* [What is asked]
Write out the records word for word, with no pictures.

---------------

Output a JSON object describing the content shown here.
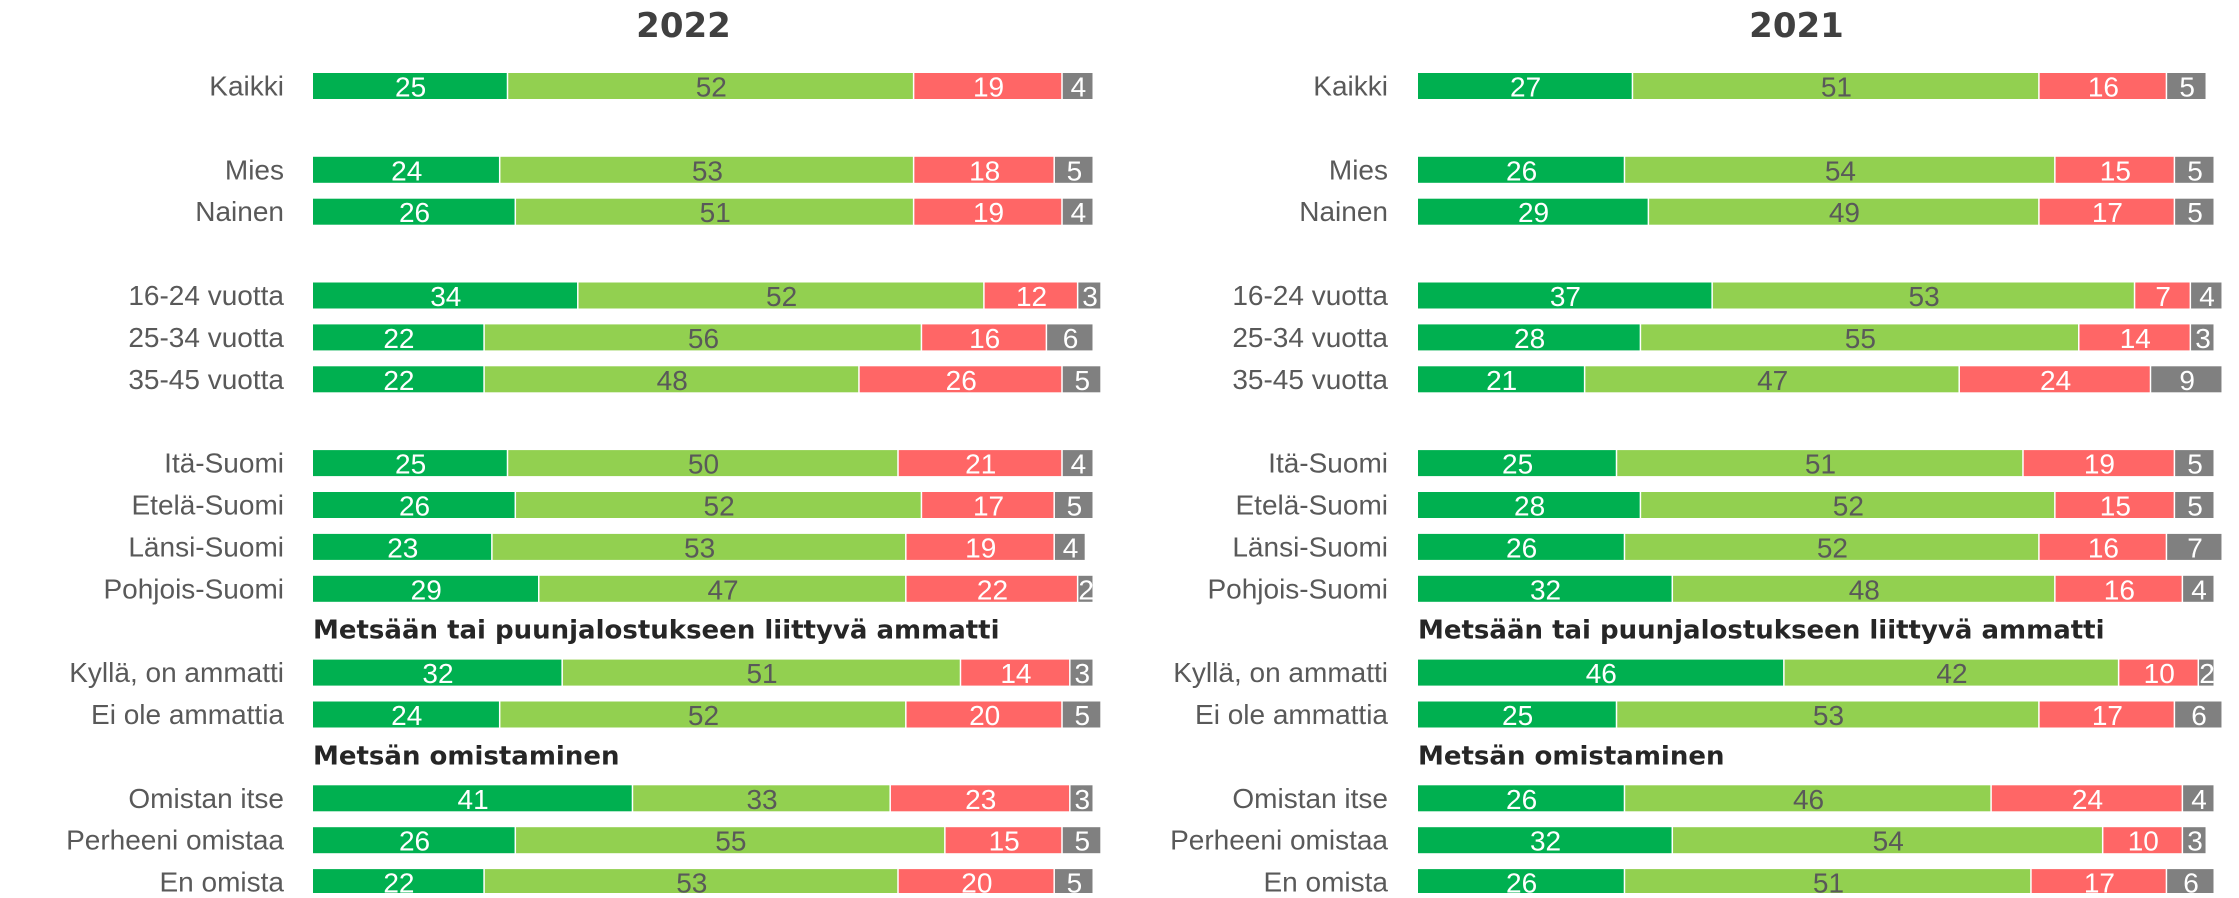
{
  "chart_data": [
    {
      "type": "bar",
      "orientation": "horizontal",
      "stacked": true,
      "title": "2022",
      "categories": [
        "Kaikki",
        "Mies",
        "Nainen",
        "16-24 vuotta",
        "25-34 vuotta",
        "35-45 vuotta",
        "Itä-Suomi",
        "Etelä-Suomi",
        "Länsi-Suomi",
        "Pohjois-Suomi",
        "Kyllä, on ammatti",
        "Ei ole ammattia",
        "Omistan itse",
        "Perheeni omistaa",
        "En omista"
      ],
      "annotations": [
        "Metsään tai puunjalostukseen liittyvä ammatti",
        "Metsän omistaminen"
      ],
      "xlim": [
        0,
        100
      ],
      "series": [
        {
          "color": "#00b050",
          "label_color": "#ffffff",
          "values": [
            25,
            24,
            26,
            34,
            22,
            22,
            25,
            26,
            23,
            29,
            32,
            24,
            41,
            26,
            22
          ]
        },
        {
          "color": "#92d050",
          "label_color": "#595959",
          "values": [
            52,
            53,
            51,
            52,
            56,
            48,
            50,
            52,
            53,
            47,
            51,
            52,
            33,
            55,
            53
          ]
        },
        {
          "color": "#ff6666",
          "label_color": "#ffffff",
          "values": [
            19,
            18,
            19,
            12,
            16,
            26,
            21,
            17,
            19,
            22,
            14,
            20,
            23,
            15,
            20
          ]
        },
        {
          "color": "#808080",
          "label_color": "#ffffff",
          "values": [
            4,
            5,
            4,
            3,
            6,
            5,
            4,
            5,
            4,
            2,
            3,
            5,
            3,
            5,
            5
          ]
        }
      ]
    },
    {
      "type": "bar",
      "orientation": "horizontal",
      "stacked": true,
      "title": "2021",
      "categories": [
        "Kaikki",
        "Mies",
        "Nainen",
        "16-24 vuotta",
        "25-34 vuotta",
        "35-45 vuotta",
        "Itä-Suomi",
        "Etelä-Suomi",
        "Länsi-Suomi",
        "Pohjois-Suomi",
        "Kyllä, on ammatti",
        "Ei ole ammattia",
        "Omistan itse",
        "Perheeni omistaa",
        "En omista"
      ],
      "annotations": [
        "Metsään tai puunjalostukseen liittyvä ammatti",
        "Metsän omistaminen"
      ],
      "xlim": [
        0,
        100
      ],
      "series": [
        {
          "color": "#00b050",
          "label_color": "#ffffff",
          "values": [
            27,
            26,
            29,
            37,
            28,
            21,
            25,
            28,
            26,
            32,
            46,
            25,
            26,
            32,
            26
          ]
        },
        {
          "color": "#92d050",
          "label_color": "#595959",
          "values": [
            51,
            54,
            49,
            53,
            55,
            47,
            51,
            52,
            52,
            48,
            42,
            53,
            46,
            54,
            51
          ]
        },
        {
          "color": "#ff6666",
          "label_color": "#ffffff",
          "values": [
            16,
            15,
            17,
            7,
            14,
            24,
            19,
            15,
            16,
            16,
            10,
            17,
            24,
            10,
            17
          ]
        },
        {
          "color": "#808080",
          "label_color": "#ffffff",
          "values": [
            5,
            5,
            5,
            4,
            3,
            9,
            5,
            5,
            7,
            4,
            2,
            6,
            4,
            3,
            6
          ]
        }
      ]
    }
  ]
}
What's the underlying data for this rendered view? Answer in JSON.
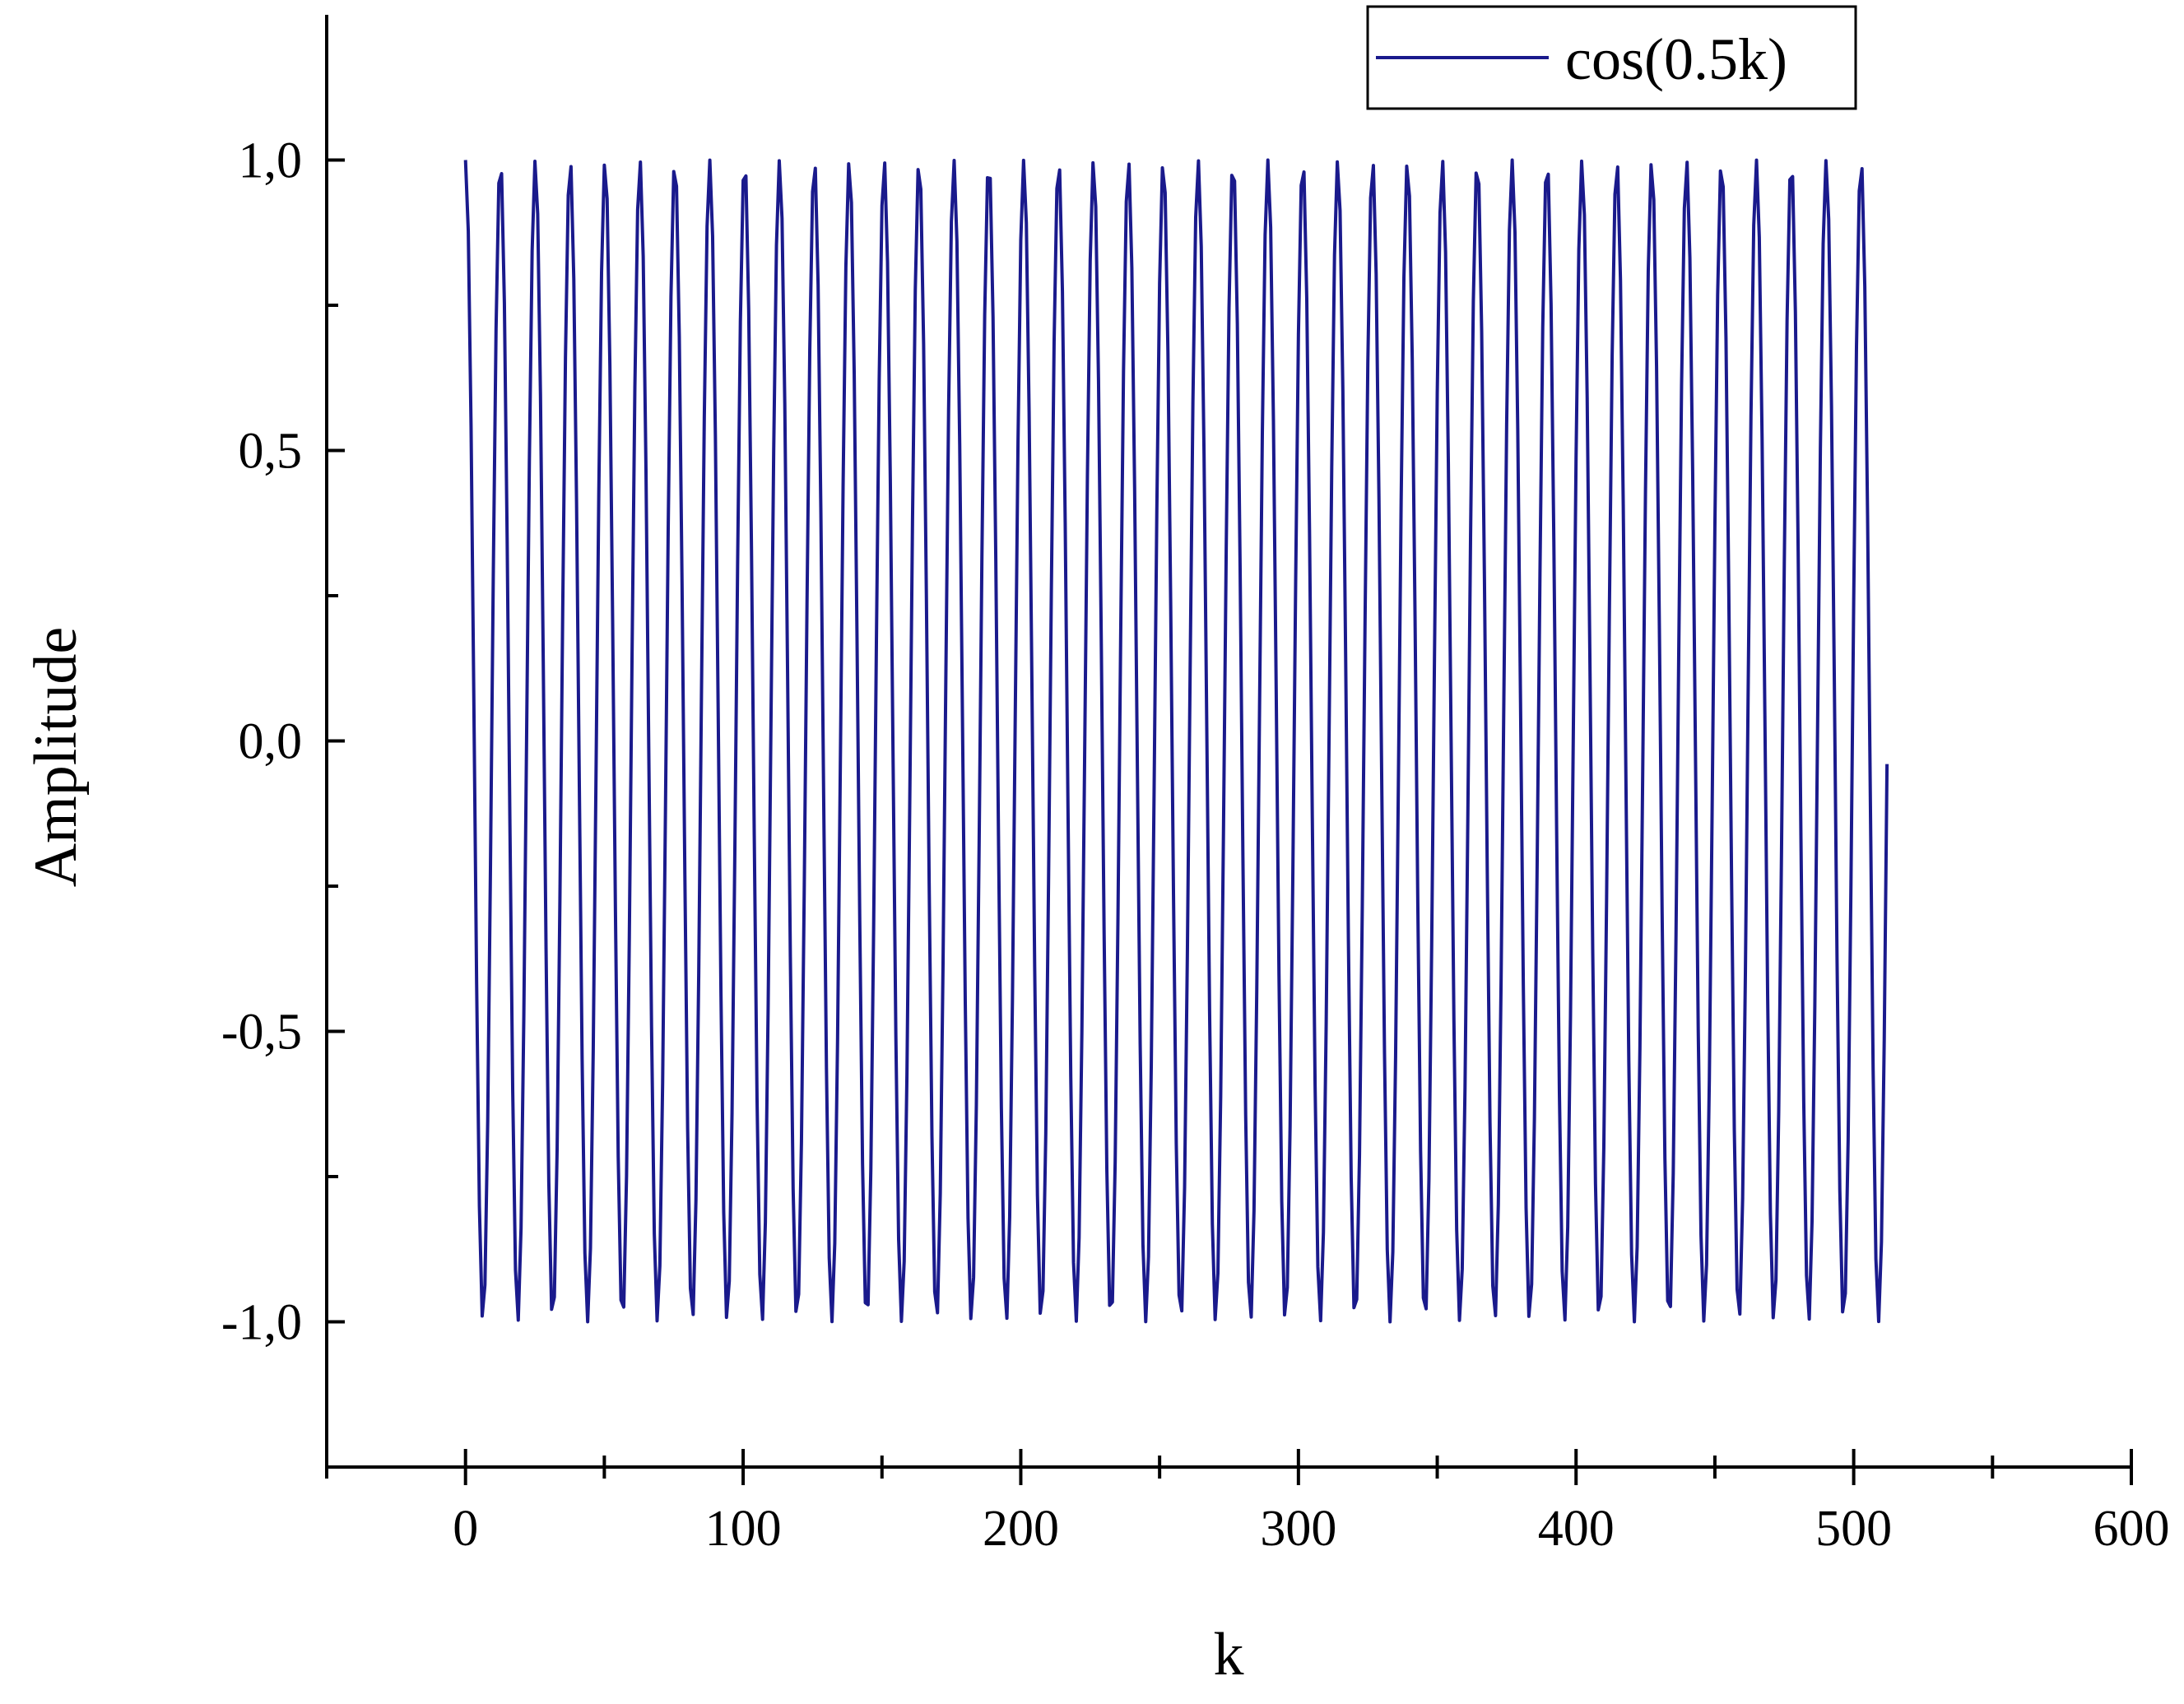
{
  "chart_data": {
    "type": "line",
    "title": "",
    "xlabel": "k",
    "ylabel": "Amplitude",
    "xlim": [
      -50,
      600
    ],
    "ylim": [
      -1.25,
      1.25
    ],
    "x_ticks": [
      0,
      100,
      200,
      300,
      400,
      500,
      600
    ],
    "x_tick_labels": [
      "0",
      "100",
      "200",
      "300",
      "400",
      "500",
      "600"
    ],
    "x_minor_step": 50,
    "y_ticks": [
      -1.0,
      -0.5,
      0.0,
      0.5,
      1.0
    ],
    "y_tick_labels": [
      "-1,0",
      "-0,5",
      "0,0",
      "0,5",
      "1,0"
    ],
    "y_minor_step": 0.25,
    "grid": false,
    "legend_position": "top-right",
    "series": [
      {
        "name": "cos(0.5k)",
        "color": "#1a1a8c",
        "function": "cos(0.5k)",
        "k_start": 0,
        "k_end": 512,
        "k_step": 1
      }
    ]
  }
}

---------------

* [Result of the task]
Output a JSON object describing the content shown here.
{
  "chart_data": [
    {
      "type": "bar",
      "orientation": "horizontal",
      "stacked": true,
      "title": "2022",
      "categories": [
        "Kaikki",
        "Mies",
        "Nainen",
        "16-24 vuotta",
        "25-34 vuotta",
        "35-45 vuotta",
        "Itä-Suomi",
        "Etelä-Suomi",
        "Länsi-Suomi",
        "Pohjois-Suomi",
        "Kyllä, on ammatti",
        "Ei ole ammattia",
        "Omistan itse",
        "Perheeni omistaa",
        "En omista"
      ],
      "annotations": [
        "Metsään tai puunjalostukseen liittyvä ammatti",
        "Metsän omistaminen"
      ],
      "xlim": [
        0,
        100
      ],
      "series": [
        {
          "color": "#00b050",
          "label_color": "#ffffff",
          "values": [
            25,
            24,
            26,
            34,
            22,
            22,
            25,
            26,
            23,
            29,
            32,
            24,
            41,
            26,
            22
          ]
        },
        {
          "color": "#92d050",
          "label_color": "#595959",
          "values": [
            52,
            53,
            51,
            52,
            56,
            48,
            50,
            52,
            53,
            47,
            51,
            52,
            33,
            55,
            53
          ]
        },
        {
          "color": "#ff6666",
          "label_color": "#ffffff",
          "values": [
            19,
            18,
            19,
            12,
            16,
            26,
            21,
            17,
            19,
            22,
            14,
            20,
            23,
            15,
            20
          ]
        },
        {
          "color": "#808080",
          "label_color": "#ffffff",
          "values": [
            4,
            5,
            4,
            3,
            6,
            5,
            4,
            5,
            4,
            2,
            3,
            5,
            3,
            5,
            5
          ]
        }
      ]
    },
    {
      "type": "bar",
      "orientation": "horizontal",
      "stacked": true,
      "title": "2021",
      "categories": [
        "Kaikki",
        "Mies",
        "Nainen",
        "16-24 vuotta",
        "25-34 vuotta",
        "35-45 vuotta",
        "Itä-Suomi",
        "Etelä-Suomi",
        "Länsi-Suomi",
        "Pohjois-Suomi",
        "Kyllä, on ammatti",
        "Ei ole ammattia",
        "Omistan itse",
        "Perheeni omistaa",
        "En omista"
      ],
      "annotations": [
        "Metsään tai puunjalostukseen liittyvä ammatti",
        "Metsän omistaminen"
      ],
      "xlim": [
        0,
        100
      ],
      "series": [
        {
          "color": "#00b050",
          "label_color": "#ffffff",
          "values": [
            27,
            26,
            29,
            37,
            28,
            21,
            25,
            28,
            26,
            32,
            46,
            25,
            26,
            32,
            26
          ]
        },
        {
          "color": "#92d050",
          "label_color": "#595959",
          "values": [
            51,
            54,
            49,
            53,
            55,
            47,
            51,
            52,
            52,
            48,
            42,
            53,
            46,
            54,
            51
          ]
        },
        {
          "color": "#ff6666",
          "label_color": "#ffffff",
          "values": [
            16,
            15,
            17,
            7,
            14,
            24,
            19,
            15,
            16,
            16,
            10,
            17,
            24,
            10,
            17
          ]
        },
        {
          "color": "#808080",
          "label_color": "#ffffff",
          "values": [
            5,
            5,
            5,
            4,
            3,
            9,
            5,
            5,
            7,
            4,
            2,
            6,
            4,
            3,
            6
          ]
        }
      ]
    }
  ]
}
What's the underlying data for this rendered view? Answer in JSON.
{
  "chart_data": {
    "type": "line",
    "title": "",
    "xlabel": "k",
    "ylabel": "Amplitude",
    "xlim": [
      -50,
      600
    ],
    "ylim": [
      -1.25,
      1.25
    ],
    "x_ticks": [
      0,
      100,
      200,
      300,
      400,
      500,
      600
    ],
    "x_tick_labels": [
      "0",
      "100",
      "200",
      "300",
      "400",
      "500",
      "600"
    ],
    "x_minor_step": 50,
    "y_ticks": [
      -1.0,
      -0.5,
      0.0,
      0.5,
      1.0
    ],
    "y_tick_labels": [
      "-1,0",
      "-0,5",
      "0,0",
      "0,5",
      "1,0"
    ],
    "y_minor_step": 0.25,
    "grid": false,
    "legend_position": "top-right",
    "series": [
      {
        "name": "cos(0.5k)",
        "color": "#1a1a8c",
        "function": "cos(0.5k)",
        "k_start": 0,
        "k_end": 512,
        "k_step": 1
      }
    ]
  }
}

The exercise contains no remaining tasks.